• _TRECHO PARA LEITURA_:
O que não podemos é ao avaliar, valorizando, deixando vir à tona apenas os pontos negativos.
Participando da escola de atualização catequética do meu regional, fiz alguns apontamentos, que destaco aqui, pelo assunto da avaliação:  "Tem gente que não faz avaliação, por medo de escutar que tem que mudar ou melhorar" 

Outra coisa comum, é jogar no outro a responsabilidade de toda uma organização ou desorganização. Refletindo e já avaliando nossa semana catequética, lembrei-me dessa historinha:


Todo mundo, Alguém, Qualquer um, Ninguém


OBJETIVO: conscientizar o grupo da necessidade de união, de cooperação ou de apoio, da necessidade de se trabalhar em equipe.

Esta é uma história sobre quatro pessoas: Todo mundo, Alguém, Qualquer um, Ninguém .

Havia um importante trabalho a ser feito e TODO MUNDO tinha certeza de ALGUÉM o faria.

QUALQUER UM poderia tê-lo feito, mas NINGUÉM o fez.

ALGUÉM zangou-se porque era um trabalho de TODO MUNDO.

TODO MUNDO pensou que QUALQUER UM poderia fazê-lo, mas NINGUÉM imaginou que ALGUÉM ou mesmo TODO MUNDO deixasse de fazê-lo.

Ao final, TODO MUNDO culpou ALGUÉM quando NINGUÉM fez o que QUALQUER UM poderia ter feito.



O bom mesmo é ser CATEQUISTA!

• _MATERIAL FORNECIDO_:
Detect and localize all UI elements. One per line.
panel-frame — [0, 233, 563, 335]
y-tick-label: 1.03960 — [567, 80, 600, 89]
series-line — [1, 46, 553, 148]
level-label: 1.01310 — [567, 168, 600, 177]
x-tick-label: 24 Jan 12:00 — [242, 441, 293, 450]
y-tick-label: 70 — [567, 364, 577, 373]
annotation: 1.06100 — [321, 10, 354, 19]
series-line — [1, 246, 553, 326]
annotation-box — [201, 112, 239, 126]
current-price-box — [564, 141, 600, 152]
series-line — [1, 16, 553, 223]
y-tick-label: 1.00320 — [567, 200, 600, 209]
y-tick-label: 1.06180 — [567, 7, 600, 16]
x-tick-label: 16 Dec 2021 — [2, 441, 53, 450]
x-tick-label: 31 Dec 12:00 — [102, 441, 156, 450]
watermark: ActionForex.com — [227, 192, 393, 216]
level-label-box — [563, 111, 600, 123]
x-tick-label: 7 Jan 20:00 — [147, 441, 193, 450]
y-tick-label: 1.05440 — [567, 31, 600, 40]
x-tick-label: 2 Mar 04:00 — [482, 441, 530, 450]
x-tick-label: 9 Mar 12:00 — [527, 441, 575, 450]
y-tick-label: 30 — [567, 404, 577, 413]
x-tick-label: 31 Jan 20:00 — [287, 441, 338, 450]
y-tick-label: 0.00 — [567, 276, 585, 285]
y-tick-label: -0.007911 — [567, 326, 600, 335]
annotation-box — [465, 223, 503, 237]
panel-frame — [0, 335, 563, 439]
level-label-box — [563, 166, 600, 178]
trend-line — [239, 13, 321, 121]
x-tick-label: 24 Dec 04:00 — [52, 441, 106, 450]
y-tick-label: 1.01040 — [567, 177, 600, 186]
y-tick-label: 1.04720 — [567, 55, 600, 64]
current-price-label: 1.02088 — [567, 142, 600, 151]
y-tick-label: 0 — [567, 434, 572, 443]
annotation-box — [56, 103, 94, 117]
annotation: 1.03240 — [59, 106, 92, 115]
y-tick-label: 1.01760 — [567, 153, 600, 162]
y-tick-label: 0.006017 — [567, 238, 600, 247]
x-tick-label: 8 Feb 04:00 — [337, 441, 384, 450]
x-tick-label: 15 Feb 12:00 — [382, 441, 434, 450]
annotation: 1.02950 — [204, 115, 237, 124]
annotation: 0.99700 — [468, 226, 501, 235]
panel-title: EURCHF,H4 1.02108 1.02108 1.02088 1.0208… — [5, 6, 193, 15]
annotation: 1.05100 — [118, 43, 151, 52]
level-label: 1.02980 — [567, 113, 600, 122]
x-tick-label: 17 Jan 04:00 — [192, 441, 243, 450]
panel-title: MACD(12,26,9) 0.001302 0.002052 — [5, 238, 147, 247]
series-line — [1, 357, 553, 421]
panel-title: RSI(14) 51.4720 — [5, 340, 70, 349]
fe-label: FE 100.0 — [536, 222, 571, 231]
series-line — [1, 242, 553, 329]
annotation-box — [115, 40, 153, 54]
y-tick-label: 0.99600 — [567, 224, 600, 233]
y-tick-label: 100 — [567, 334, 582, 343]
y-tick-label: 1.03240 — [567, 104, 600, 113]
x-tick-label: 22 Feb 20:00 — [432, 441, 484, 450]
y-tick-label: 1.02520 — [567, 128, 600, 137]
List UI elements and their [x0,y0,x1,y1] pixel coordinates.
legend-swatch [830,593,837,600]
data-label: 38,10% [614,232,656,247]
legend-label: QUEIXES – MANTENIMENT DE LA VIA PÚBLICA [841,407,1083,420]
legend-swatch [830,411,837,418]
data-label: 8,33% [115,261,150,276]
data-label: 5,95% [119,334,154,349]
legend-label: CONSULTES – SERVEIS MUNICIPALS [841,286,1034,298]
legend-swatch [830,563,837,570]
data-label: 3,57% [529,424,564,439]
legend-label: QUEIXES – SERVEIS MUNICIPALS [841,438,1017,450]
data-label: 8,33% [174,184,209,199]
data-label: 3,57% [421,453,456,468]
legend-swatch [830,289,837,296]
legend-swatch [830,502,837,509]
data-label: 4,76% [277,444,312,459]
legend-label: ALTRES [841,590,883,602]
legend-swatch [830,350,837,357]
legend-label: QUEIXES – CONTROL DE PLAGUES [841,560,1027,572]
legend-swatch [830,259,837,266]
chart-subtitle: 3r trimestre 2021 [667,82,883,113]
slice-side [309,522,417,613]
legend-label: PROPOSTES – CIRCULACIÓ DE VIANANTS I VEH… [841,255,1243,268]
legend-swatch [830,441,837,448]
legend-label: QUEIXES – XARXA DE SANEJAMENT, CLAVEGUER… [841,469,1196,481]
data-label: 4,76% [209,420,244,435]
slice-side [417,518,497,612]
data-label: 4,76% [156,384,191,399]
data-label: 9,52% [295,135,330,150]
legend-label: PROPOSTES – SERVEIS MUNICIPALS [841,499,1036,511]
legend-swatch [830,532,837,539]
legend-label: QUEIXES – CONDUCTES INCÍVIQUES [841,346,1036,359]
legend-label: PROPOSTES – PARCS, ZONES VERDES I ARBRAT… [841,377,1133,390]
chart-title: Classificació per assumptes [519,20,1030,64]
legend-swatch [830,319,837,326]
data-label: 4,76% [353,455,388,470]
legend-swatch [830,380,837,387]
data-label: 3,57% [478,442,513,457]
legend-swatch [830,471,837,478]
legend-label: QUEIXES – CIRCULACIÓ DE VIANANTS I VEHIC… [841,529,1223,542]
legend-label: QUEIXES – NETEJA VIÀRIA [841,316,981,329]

• _QUESTÕES DE ESTUDO_:
a – Diga se cada afirmação concorda com o trecho sobre avaliação na catequese: (i) a história apresentada envolve quatro pessoas; (ii) Alguém acabou fazendo o trabalho importante; (iii) ao final, Todo mundo culpou Ninguém. Responda sim ou não e cite as palavras do trecho que decidem cada caso.
b – Escreva a continuação do trecho sobre avaliação na catequese a partir da última frase.

• _RESPOSTAS_:
a –
(i) Sim: "Esta é uma história sobre quatro pessoas: Todo mundo, Alguém, Qualquer um, Ninguém"
(ii) Não: "QUALQUER UM poderia tê-lo feito, mas NINGUÉM o fez."
(iii) Não: "Ao final, TODO MUNDO culpou ALGUÉM"

b –
O bom mesmo é você ter certeza de sua vocação,
 saber pra que veio,
sentir o coração acelerar quando está em comunidade,
 conseguir driblar as dificuldades,
 saltar sobre as pedras pelo caminho,
ignorar as fofocas e maledicências,
crescer com suas quedas,
sorrir sem freios,
ser quem você é e não aquilo que querem que seja,
 Ser catequizando enquanto é catequista, 
O bom mesmo:
 é sentir esse amor por Cristo que queima, arde o coração,
é contagiar os que te cercam com esse amor...
Ah!
O bom mesmo é ser CATEQUISTA!
e ponto final.
Imaculada Cintra

sábado, 12 de julho de 2014

Pizza e Evangelho!

Samya minha querida, obrigada por partilhar ideias lindas e saborosas, assim como essa da Pizza e Evangelho, uma maneira ousada de evangelizar os jovens. Amei, estou partilhando, para que mais pessoas tenham acesso...


Na periferia de Roma, na Paróquia de São Cleto e Santa Agostina, um jovem sacerdote experimentou com sucesso uma nova forma de evangelizar: através da gastronomia.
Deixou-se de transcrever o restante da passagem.